[Task statement]
The records below must be transcribed exactly. Do not include the pictures.
□ □ □ □
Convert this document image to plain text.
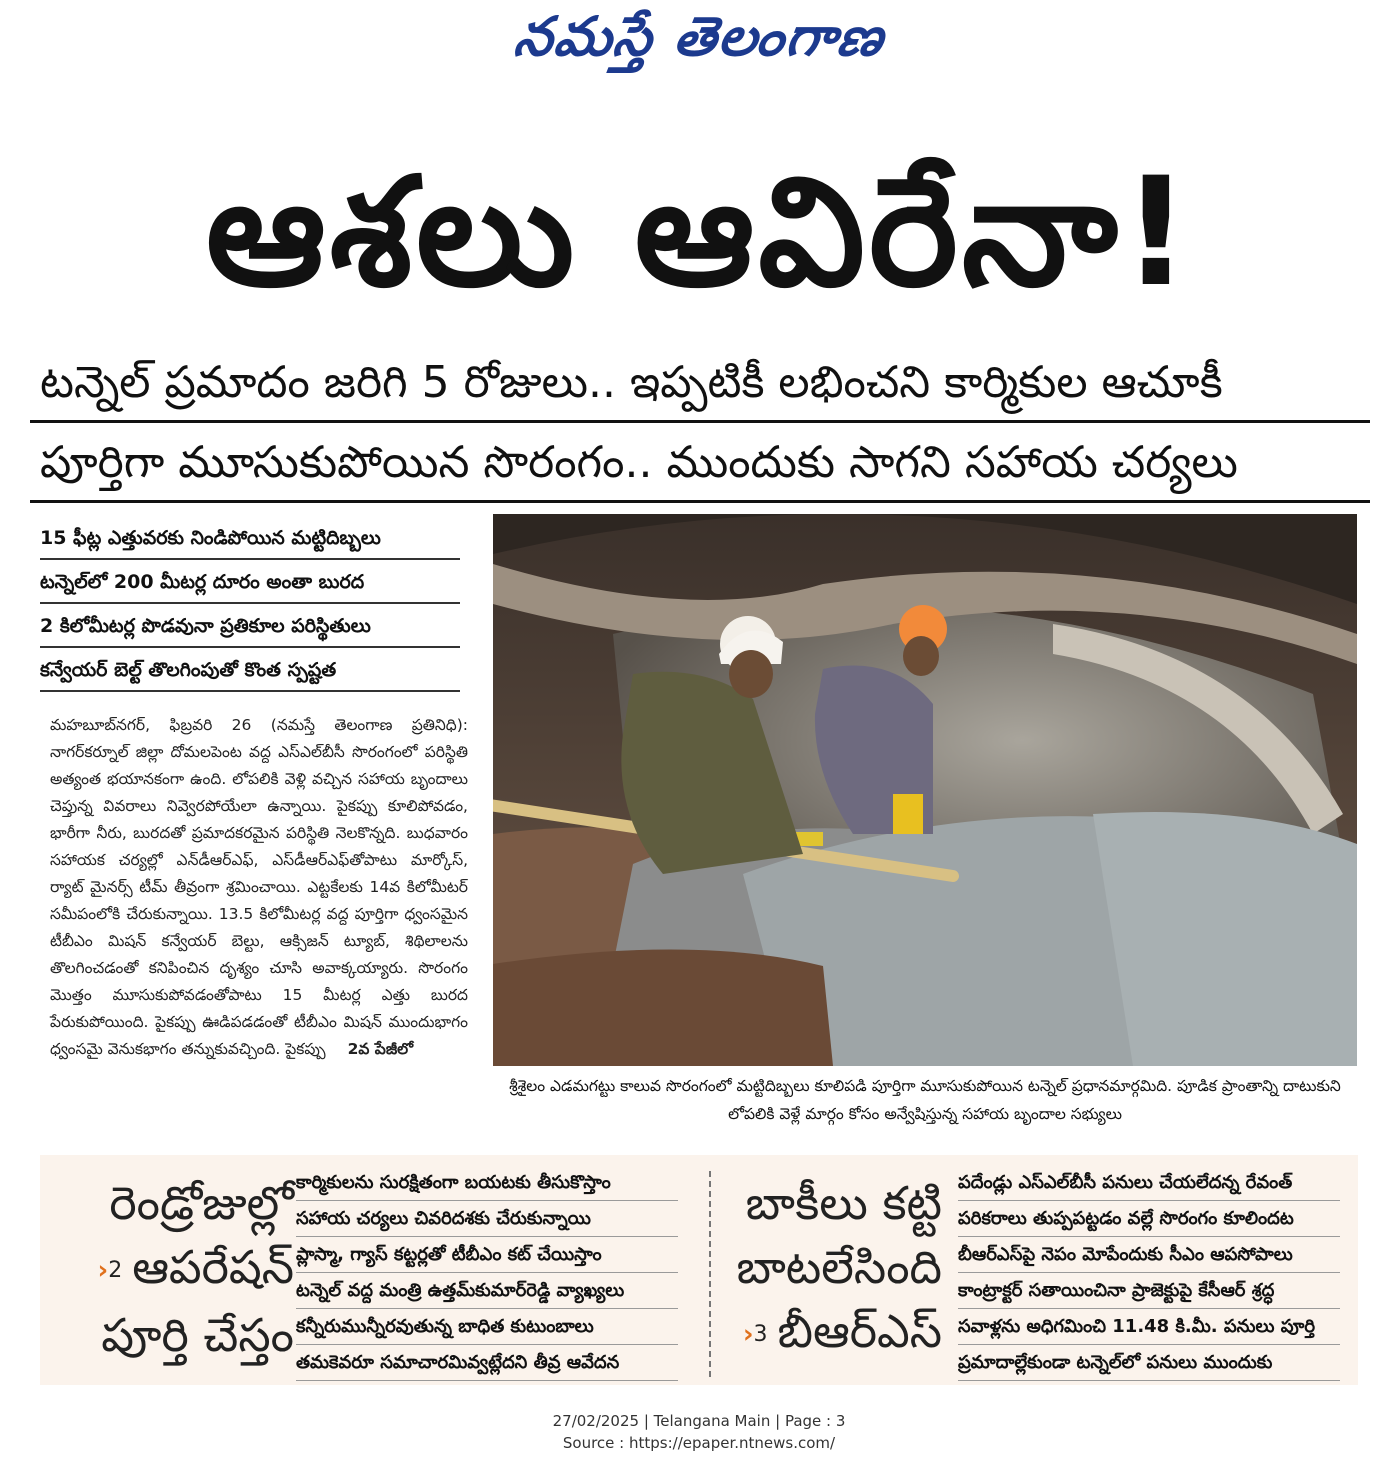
నమస్తే తెలంగాణ
ఆశలు ఆవిరేనా!
టన్నెల్ ప్రమాదం జరిగి 5 రోజులు.. ఇప్పటికీ లభించని కార్మికుల ఆచూకీ
పూర్తిగా మూసుకుపోయిన సొరంగం.. ముందుకు సాగని సహాయ చర్యలు
15 ఫీట్ల ఎత్తువరకు నిండిపోయిన మట్టిదిబ్బలు
టన్నెల్‌లో 200 మీటర్ల దూరం అంతా బురద
2 కిలోమీటర్ల పొడవునా ప్రతికూల పరిస్థితులు
కన్వేయర్ బెల్ట్ తొలగింపుతో కొంత స్పష్టత
మహబూబ్‌నగర్, ఫిబ్రవరి 26 (నమస్తే తెలంగాణ ప్రతినిధి): నాగర్‌కర్నూల్ జిల్లా దోమలపెంట వద్ద ఎస్‌ఎల్‌బీసీ సొరంగంలో పరిస్థితి అత్యంత భయానకంగా ఉంది. లోపలికి వెళ్లి వచ్చిన సహాయ బృందాలు చెప్తున్న వివరాలు నివ్వెరపోయేలా ఉన్నాయి. పైకప్పు కూలిపోవడం, భారీగా నీరు, బురదతో ప్రమాదకరమైన పరిస్థితి నెలకొన్నది. బుధవారం సహాయక చర్యల్లో ఎన్‌డీఆర్‌ఎఫ్, ఎస్‌డీఆర్‌ఎఫ్‌తోపాటు మార్కోస్, ర్యాట్ మైనర్స్ టీమ్ తీవ్రంగా శ్రమించాయి. ఎట్టకేలకు 14వ కిలోమీటర్ సమీపంలోకి చేరుకున్నాయి. 13.5 కిలోమీటర్ల వద్ద పూర్తిగా ధ్వంసమైన టీబీఎం మిషన్ కన్వేయర్ బెల్టు, ఆక్సిజన్ ట్యూబ్, శిథిలాలను తొలగించడంతో కనిపించిన దృశ్యం చూసి అవాక్కయ్యారు. సొరంగం మొత్తం మూసుకుపోవడంతోపాటు 15 మీటర్ల ఎత్తు బురద పేరుకుపోయింది. పైకప్పు ఊడిపడడంతో టీబీఎం మిషన్ ముందుభాగం ధ్వంసమై వెనుకభాగం తన్నుకువచ్చింది. పైకప్పు 2వ పేజీలో
శ్రీశైలం ఎడమగట్టు కాలువ సొరంగంలో మట్టిదిబ్బలు కూలిపడి పూర్తిగా మూసుకుపోయిన టన్నెల్ ప్రధానమార్గమిది. పూడిక ప్రాంతాన్ని దాటుకుని లోపలికి వెళ్లే మార్గం కోసం అన్వేషిస్తున్న సహాయ బృందాల సభ్యులు
రెండ్రోజుల్లో
›2 ఆపరేషన్
పూర్తి చేస్తం
కార్మికులను సురక్షితంగా బయటకు తీసుకొస్తాం
సహాయ చర్యలు చివరిదశకు చేరుకున్నాయి
ప్లాస్మా, గ్యాస్ కట్టర్లతో టీబీఎం కట్ చేయిస్తాం
టన్నెల్ వద్ద మంత్రి ఉత్తమ్‌కుమార్‌రెడ్డి వ్యాఖ్యలు
కన్నీరుమున్నీరవుతున్న బాధిత కుటుంబాలు
తమకెవరూ సమాచారమివ్వట్లేదని తీవ్ర ఆవేదన
బాకీలు కట్టి
బాటలేసింది
›3 బీఆర్‌ఎస్
పదేండ్లు ఎస్‌ఎల్‌బీసీ పనులు చేయలేదన్న రేవంత్
పరికరాలు తుప్పపట్టడం వల్లే సొరంగం కూలిందట
బీఆర్‌ఎస్‌పై నెపం మోపేందుకు సీఎం ఆపసోపాలు
కాంట్రాక్టర్ సతాయించినా ప్రాజెక్టుపై కేసీఆర్ శ్రద్ధ
సవాళ్లను అధిగమించి 11.48 కి.మీ. పనులు పూర్తి
ప్రమాదాల్లేకుండా టన్నెల్‌లో పనులు ముందుకు
27/02/2025 | Telangana Main | Page : 3
Source : https://epaper.ntnews.com/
□ □ □ □
[Solution]
Convert this document image to plain text.
నమస్తే తెలంగాణ
ఆశలు ఆవిరేనా!
టన్నెల్ ప్రమాదం జరిగి 5 రోజులు.. ఇప్పటికీ లభించని కార్మికుల ఆచూకీ
పూర్తిగా మూసుకుపోయిన సొరంగం.. ముందుకు సాగని సహాయ చర్యలు
15 ఫీట్ల ఎత్తువరకు నిండిపోయిన మట్టిదిబ్బలు
టన్నెల్‌లో 200 మీటర్ల దూరం అంతా బురద
2 కిలోమీటర్ల పొడవునా ప్రతికూల పరిస్థితులు
కన్వేయర్ బెల్ట్ తొలగింపుతో కొంత స్పష్టత
మహబూబ్‌నగర్, ఫిబ్రవరి 26 (నమస్తే తెలంగాణ ప్రతినిధి): నాగర్‌కర్నూల్ జిల్లా దోమలపెంట వద్ద ఎస్‌ఎల్‌బీసీ సొరంగంలో పరిస్థితి అత్యంత భయానకంగా ఉంది. లోపలికి వెళ్లి వచ్చిన సహాయ బృందాలు చెప్తున్న వివరాలు నివ్వెరపోయేలా ఉన్నాయి. పైకప్పు కూలిపోవడం, భారీగా నీరు, బురదతో ప్రమాదకరమైన పరిస్థితి నెలకొన్నది. బుధవారం సహాయక చర్యల్లో ఎన్‌డీఆర్‌ఎఫ్, ఎస్‌డీఆర్‌ఎఫ్‌తోపాటు మార్కోస్, ర్యాట్ మైనర్స్ టీమ్ తీవ్రంగా శ్రమించాయి. ఎట్టకేలకు 14వ కిలోమీటర్ సమీపంలోకి చేరుకున్నాయి. 13.5 కిలోమీటర్ల వద్ద పూర్తిగా ధ్వంసమైన టీబీఎం మిషన్ కన్వేయర్ బెల్టు, ఆక్సిజన్ ట్యూబ్, శిథిలాలను తొలగించడంతో కనిపించిన దృశ్యం చూసి అవాక్కయ్యారు. సొరంగం మొత్తం మూసుకుపోవడంతోపాటు 15 మీటర్ల ఎత్తు బురద పేరుకుపోయింది. పైకప్పు ఊడిపడడంతో టీబీఎం మిషన్ ముందుభాగం ధ్వంసమై వెనుకభాగం తన్నుకువచ్చింది. పైకప్పు 2వ పేజీలో
శ్రీశైలం ఎడమగట్టు కాలువ సొరంగంలో మట్టిదిబ్బలు కూలిపడి పూర్తిగా మూసుకుపోయిన టన్నెల్ ప్రధానమార్గమిది. పూడిక ప్రాంతాన్ని దాటుకుని లోపలికి వెళ్లే మార్గం కోసం అన్వేషిస్తున్న సహాయ బృందాల సభ్యులు
రెండ్రోజుల్లో
›2 ఆపరేషన్
పూర్తి చేస్తం
కార్మికులను సురక్షితంగా బయటకు తీసుకొస్తాం
సహాయ చర్యలు చివరిదశకు చేరుకున్నాయి
ప్లాస్మా, గ్యాస్ కట్టర్లతో టీబీఎం కట్ చేయిస్తాం
టన్నెల్ వద్ద మంత్రి ఉత్తమ్‌కుమార్‌రెడ్డి వ్యాఖ్యలు
కన్నీరుమున్నీరవుతున్న బాధిత కుటుంబాలు
తమకెవరూ సమాచారమివ్వట్లేదని తీవ్ర ఆవేదన
బాకీలు కట్టి
బాటలేసింది
›3 బీఆర్‌ఎస్
పదేండ్లు ఎస్‌ఎల్‌బీసీ పనులు చేయలేదన్న రేవంత్
పరికరాలు తుప్పపట్టడం వల్లే సొరంగం కూలిందట
బీఆర్‌ఎస్‌పై నెపం మోపేందుకు సీఎం ఆపసోపాలు
కాంట్రాక్టర్ సతాయించినా ప్రాజెక్టుపై కేసీఆర్ శ్రద్ధ
సవాళ్లను అధిగమించి 11.48 కి.మీ. పనులు పూర్తి
ప్రమాదాల్లేకుండా టన్నెల్‌లో పనులు ముందుకు
27/02/2025 | Telangana Main | Page : 3
Source : https://epaper.ntnews.com/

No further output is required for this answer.